### [AIM]
Set down, in full, every record in the block.

[Data entries]
►

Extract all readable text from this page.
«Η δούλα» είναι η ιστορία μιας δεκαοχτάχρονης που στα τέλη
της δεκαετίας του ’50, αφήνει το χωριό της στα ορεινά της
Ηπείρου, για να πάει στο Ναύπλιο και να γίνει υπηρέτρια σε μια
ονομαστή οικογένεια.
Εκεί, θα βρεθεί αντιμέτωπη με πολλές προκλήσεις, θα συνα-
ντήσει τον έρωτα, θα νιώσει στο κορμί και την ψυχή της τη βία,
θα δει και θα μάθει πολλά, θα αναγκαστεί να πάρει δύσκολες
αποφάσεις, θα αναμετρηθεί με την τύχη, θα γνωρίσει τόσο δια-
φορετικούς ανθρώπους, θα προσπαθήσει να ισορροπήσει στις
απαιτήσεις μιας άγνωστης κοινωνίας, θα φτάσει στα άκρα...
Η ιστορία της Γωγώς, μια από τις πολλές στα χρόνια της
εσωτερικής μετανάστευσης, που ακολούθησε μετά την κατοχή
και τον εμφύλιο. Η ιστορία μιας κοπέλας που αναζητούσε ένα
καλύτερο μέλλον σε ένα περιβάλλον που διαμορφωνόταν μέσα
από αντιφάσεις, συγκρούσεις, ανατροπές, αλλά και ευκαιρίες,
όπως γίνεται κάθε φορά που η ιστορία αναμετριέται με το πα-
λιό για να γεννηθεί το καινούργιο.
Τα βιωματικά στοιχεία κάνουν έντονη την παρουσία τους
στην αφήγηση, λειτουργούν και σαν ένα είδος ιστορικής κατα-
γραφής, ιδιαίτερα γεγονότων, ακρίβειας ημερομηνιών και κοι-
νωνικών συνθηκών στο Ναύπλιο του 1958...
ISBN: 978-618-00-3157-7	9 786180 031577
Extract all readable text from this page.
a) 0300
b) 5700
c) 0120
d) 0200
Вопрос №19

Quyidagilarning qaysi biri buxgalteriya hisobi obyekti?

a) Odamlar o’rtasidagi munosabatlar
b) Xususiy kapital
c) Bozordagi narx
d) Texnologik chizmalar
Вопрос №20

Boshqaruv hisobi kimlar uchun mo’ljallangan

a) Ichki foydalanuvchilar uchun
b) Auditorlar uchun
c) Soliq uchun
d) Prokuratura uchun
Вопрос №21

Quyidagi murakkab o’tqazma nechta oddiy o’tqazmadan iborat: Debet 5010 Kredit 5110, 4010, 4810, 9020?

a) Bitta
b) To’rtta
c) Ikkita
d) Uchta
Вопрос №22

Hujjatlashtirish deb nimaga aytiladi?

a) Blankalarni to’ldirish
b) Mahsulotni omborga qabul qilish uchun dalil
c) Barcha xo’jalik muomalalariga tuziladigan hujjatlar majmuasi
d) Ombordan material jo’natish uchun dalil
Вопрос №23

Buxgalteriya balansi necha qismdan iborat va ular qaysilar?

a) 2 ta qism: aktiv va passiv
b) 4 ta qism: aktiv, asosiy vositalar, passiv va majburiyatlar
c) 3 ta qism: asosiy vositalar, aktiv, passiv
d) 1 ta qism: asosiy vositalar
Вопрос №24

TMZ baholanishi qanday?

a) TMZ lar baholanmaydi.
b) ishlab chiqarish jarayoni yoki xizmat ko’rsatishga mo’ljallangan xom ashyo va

◄

### [TASK RESULT]
Extract all readable text from this page.
«Η δούλα» είναι η ιστορία μιας δεκαοχτάχρονης που στα τέλη
της δεκαετίας του ’50, αφήνει το χωριό της στα ορεινά της
Ηπείρου, για να πάει στο Ναύπλιο και να γίνει υπηρέτρια σε μια
ονομαστή οικογένεια.
Εκεί, θα βρεθεί αντιμέτωπη με πολλές προκλήσεις, θα συνα-
ντήσει τον έρωτα, θα νιώσει στο κορμί και την ψυχή της τη βία,
θα δει και θα μάθει πολλά, θα αναγκαστεί να πάρει δύσκολες
αποφάσεις, θα αναμετρηθεί με την τύχη, θα γνωρίσει τόσο δια-
φορετικούς ανθρώπους, θα προσπαθήσει να ισορροπήσει στις
απαιτήσεις μιας άγνωστης κοινωνίας, θα φτάσει στα άκρα...
Η ιστορία της Γωγώς, μια από τις πολλές στα χρόνια της
εσωτερικής μετανάστευσης, που ακολούθησε μετά την κατοχή
και τον εμφύλιο. Η ιστορία μιας κοπέλας που αναζητούσε ένα
καλύτερο μέλλον σε ένα περιβάλλον που διαμορφωνόταν μέσα
από αντιφάσεις, συγκρούσεις, ανατροπές, αλλά και ευκαιρίες,
όπως γίνεται κάθε φορά που η ιστορία αναμετριέται με το πα-
λιό για να γεννηθεί το καινούργιο.
Τα βιωματικά στοιχεία κάνουν έντονη την παρουσία τους
στην αφήγηση, λειτουργούν και σαν ένα είδος ιστορικής κατα-
γραφής, ιδιαίτερα γεγονότων, ακρίβειας ημερομηνιών και κοι-
νωνικών συνθηκών στο Ναύπλιο του 1958...
ISBN: 978-618-00-3157-7	9 786180 031577
Extract all readable text from this page.
a) 0300
b) 5700
c) 0120
d) 0200
Вопрос №19

Quyidagilarning qaysi biri buxgalteriya hisobi obyekti?

a) Odamlar o’rtasidagi munosabatlar
b) Xususiy kapital
c) Bozordagi narx
d) Texnologik chizmalar
Вопрос №20

Boshqaruv hisobi kimlar uchun mo’ljallangan

a) Ichki foydalanuvchilar uchun
b) Auditorlar uchun
c) Soliq uchun
d) Prokuratura uchun
Вопрос №21

Quyidagi murakkab o’tqazma nechta oddiy o’tqazmadan iborat: Debet 5010 Kredit 5110, 4010, 4810, 9020?

a) Bitta
b) To’rtta
c) Ikkita
d) Uchta
Вопрос №22

Hujjatlashtirish deb nimaga aytiladi?

a) Blankalarni to’ldirish
b) Mahsulotni omborga qabul qilish uchun dalil
c) Barcha xo’jalik muomalalariga tuziladigan hujjatlar majmuasi
d) Ombordan material jo’natish uchun dalil
Вопрос №23

Buxgalteriya balansi necha qismdan iborat va ular qaysilar?

a) 2 ta qism: aktiv va passiv
b) 4 ta qism: aktiv, asosiy vositalar, passiv va majburiyatlar
c) 3 ta qism: asosiy vositalar, aktiv, passiv
d) 1 ta qism: asosiy vositalar
Вопрос №24

TMZ baholanishi qanday?

a) TMZ lar baholanmaydi.
b) ishlab chiqarish jarayoni yoki xizmat ko’rsatishga mo’ljallangan xom ashyo va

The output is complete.